_Instructions for the task_
Print the entries verbatim, leaving out the images they contain.

_Information shown_
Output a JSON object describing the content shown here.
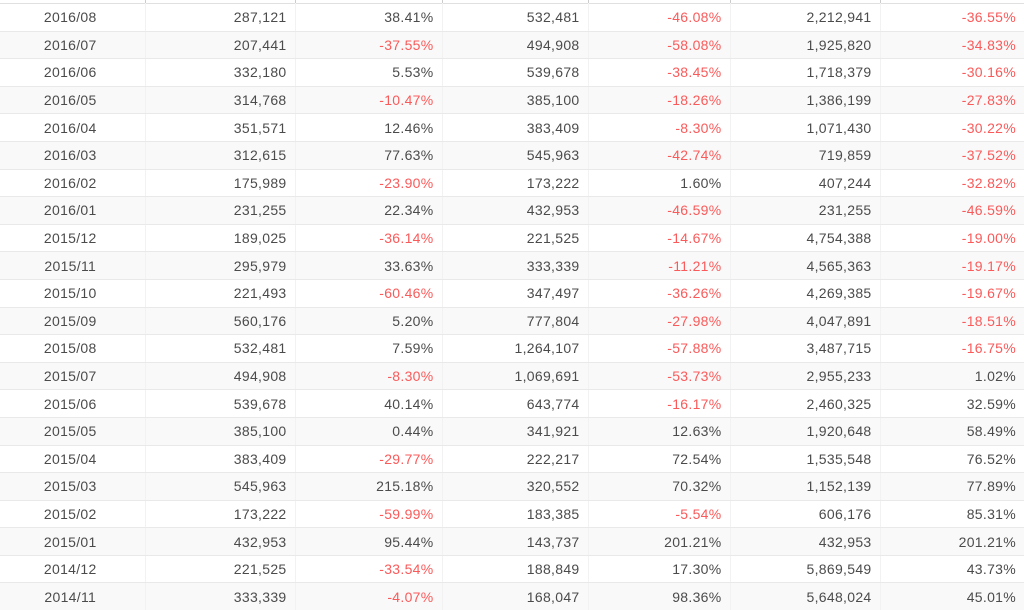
{
  "colors": {
    "text": "#4b4b4b",
    "negative": "#fa5a5a",
    "row_stripe": "#f9f9f9",
    "row_border": "#e9e9e9",
    "column_border": "#f2f2f2"
  },
  "table": {
    "columns": [
      {
        "name": "date",
        "align": "center"
      },
      {
        "name": "value-1",
        "align": "right"
      },
      {
        "name": "pct-1",
        "align": "right"
      },
      {
        "name": "value-2",
        "align": "right"
      },
      {
        "name": "pct-2",
        "align": "right"
      },
      {
        "name": "value-3",
        "align": "right"
      },
      {
        "name": "pct-3",
        "align": "right"
      }
    ],
    "rows": [
      [
        "2016/08",
        "287,121",
        "38.41%",
        "532,481",
        "-46.08%",
        "2,212,941",
        "-36.55%"
      ],
      [
        "2016/07",
        "207,441",
        "-37.55%",
        "494,908",
        "-58.08%",
        "1,925,820",
        "-34.83%"
      ],
      [
        "2016/06",
        "332,180",
        "5.53%",
        "539,678",
        "-38.45%",
        "1,718,379",
        "-30.16%"
      ],
      [
        "2016/05",
        "314,768",
        "-10.47%",
        "385,100",
        "-18.26%",
        "1,386,199",
        "-27.83%"
      ],
      [
        "2016/04",
        "351,571",
        "12.46%",
        "383,409",
        "-8.30%",
        "1,071,430",
        "-30.22%"
      ],
      [
        "2016/03",
        "312,615",
        "77.63%",
        "545,963",
        "-42.74%",
        "719,859",
        "-37.52%"
      ],
      [
        "2016/02",
        "175,989",
        "-23.90%",
        "173,222",
        "1.60%",
        "407,244",
        "-32.82%"
      ],
      [
        "2016/01",
        "231,255",
        "22.34%",
        "432,953",
        "-46.59%",
        "231,255",
        "-46.59%"
      ],
      [
        "2015/12",
        "189,025",
        "-36.14%",
        "221,525",
        "-14.67%",
        "4,754,388",
        "-19.00%"
      ],
      [
        "2015/11",
        "295,979",
        "33.63%",
        "333,339",
        "-11.21%",
        "4,565,363",
        "-19.17%"
      ],
      [
        "2015/10",
        "221,493",
        "-60.46%",
        "347,497",
        "-36.26%",
        "4,269,385",
        "-19.67%"
      ],
      [
        "2015/09",
        "560,176",
        "5.20%",
        "777,804",
        "-27.98%",
        "4,047,891",
        "-18.51%"
      ],
      [
        "2015/08",
        "532,481",
        "7.59%",
        "1,264,107",
        "-57.88%",
        "3,487,715",
        "-16.75%"
      ],
      [
        "2015/07",
        "494,908",
        "-8.30%",
        "1,069,691",
        "-53.73%",
        "2,955,233",
        "1.02%"
      ],
      [
        "2015/06",
        "539,678",
        "40.14%",
        "643,774",
        "-16.17%",
        "2,460,325",
        "32.59%"
      ],
      [
        "2015/05",
        "385,100",
        "0.44%",
        "341,921",
        "12.63%",
        "1,920,648",
        "58.49%"
      ],
      [
        "2015/04",
        "383,409",
        "-29.77%",
        "222,217",
        "72.54%",
        "1,535,548",
        "76.52%"
      ],
      [
        "2015/03",
        "545,963",
        "215.18%",
        "320,552",
        "70.32%",
        "1,152,139",
        "77.89%"
      ],
      [
        "2015/02",
        "173,222",
        "-59.99%",
        "183,385",
        "-5.54%",
        "606,176",
        "85.31%"
      ],
      [
        "2015/01",
        "432,953",
        "95.44%",
        "143,737",
        "201.21%",
        "432,953",
        "201.21%"
      ],
      [
        "2014/12",
        "221,525",
        "-33.54%",
        "188,849",
        "17.30%",
        "5,869,549",
        "43.73%"
      ],
      [
        "2014/11",
        "333,339",
        "-4.07%",
        "168,047",
        "98.36%",
        "5,648,024",
        "45.01%"
      ]
    ]
  }
}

_Solution below_
Output a JSON object describing the content shown here.
{
  "colors": {
    "text": "#4b4b4b",
    "negative": "#fa5a5a",
    "row_stripe": "#f9f9f9",
    "row_border": "#e9e9e9",
    "column_border": "#f2f2f2"
  },
  "table": {
    "columns": [
      {
        "name": "date",
        "align": "center"
      },
      {
        "name": "value-1",
        "align": "right"
      },
      {
        "name": "pct-1",
        "align": "right"
      },
      {
        "name": "value-2",
        "align": "right"
      },
      {
        "name": "pct-2",
        "align": "right"
      },
      {
        "name": "value-3",
        "align": "right"
      },
      {
        "name": "pct-3",
        "align": "right"
      }
    ],
    "rows": [
      [
        "2016/08",
        "287,121",
        "38.41%",
        "532,481",
        "-46.08%",
        "2,212,941",
        "-36.55%"
      ],
      [
        "2016/07",
        "207,441",
        "-37.55%",
        "494,908",
        "-58.08%",
        "1,925,820",
        "-34.83%"
      ],
      [
        "2016/06",
        "332,180",
        "5.53%",
        "539,678",
        "-38.45%",
        "1,718,379",
        "-30.16%"
      ],
      [
        "2016/05",
        "314,768",
        "-10.47%",
        "385,100",
        "-18.26%",
        "1,386,199",
        "-27.83%"
      ],
      [
        "2016/04",
        "351,571",
        "12.46%",
        "383,409",
        "-8.30%",
        "1,071,430",
        "-30.22%"
      ],
      [
        "2016/03",
        "312,615",
        "77.63%",
        "545,963",
        "-42.74%",
        "719,859",
        "-37.52%"
      ],
      [
        "2016/02",
        "175,989",
        "-23.90%",
        "173,222",
        "1.60%",
        "407,244",
        "-32.82%"
      ],
      [
        "2016/01",
        "231,255",
        "22.34%",
        "432,953",
        "-46.59%",
        "231,255",
        "-46.59%"
      ],
      [
        "2015/12",
        "189,025",
        "-36.14%",
        "221,525",
        "-14.67%",
        "4,754,388",
        "-19.00%"
      ],
      [
        "2015/11",
        "295,979",
        "33.63%",
        "333,339",
        "-11.21%",
        "4,565,363",
        "-19.17%"
      ],
      [
        "2015/10",
        "221,493",
        "-60.46%",
        "347,497",
        "-36.26%",
        "4,269,385",
        "-19.67%"
      ],
      [
        "2015/09",
        "560,176",
        "5.20%",
        "777,804",
        "-27.98%",
        "4,047,891",
        "-18.51%"
      ],
      [
        "2015/08",
        "532,481",
        "7.59%",
        "1,264,107",
        "-57.88%",
        "3,487,715",
        "-16.75%"
      ],
      [
        "2015/07",
        "494,908",
        "-8.30%",
        "1,069,691",
        "-53.73%",
        "2,955,233",
        "1.02%"
      ],
      [
        "2015/06",
        "539,678",
        "40.14%",
        "643,774",
        "-16.17%",
        "2,460,325",
        "32.59%"
      ],
      [
        "2015/05",
        "385,100",
        "0.44%",
        "341,921",
        "12.63%",
        "1,920,648",
        "58.49%"
      ],
      [
        "2015/04",
        "383,409",
        "-29.77%",
        "222,217",
        "72.54%",
        "1,535,548",
        "76.52%"
      ],
      [
        "2015/03",
        "545,963",
        "215.18%",
        "320,552",
        "70.32%",
        "1,152,139",
        "77.89%"
      ],
      [
        "2015/02",
        "173,222",
        "-59.99%",
        "183,385",
        "-5.54%",
        "606,176",
        "85.31%"
      ],
      [
        "2015/01",
        "432,953",
        "95.44%",
        "143,737",
        "201.21%",
        "432,953",
        "201.21%"
      ],
      [
        "2014/12",
        "221,525",
        "-33.54%",
        "188,849",
        "17.30%",
        "5,869,549",
        "43.73%"
      ],
      [
        "2014/11",
        "333,339",
        "-4.07%",
        "168,047",
        "98.36%",
        "5,648,024",
        "45.01%"
      ]
    ]
  }
}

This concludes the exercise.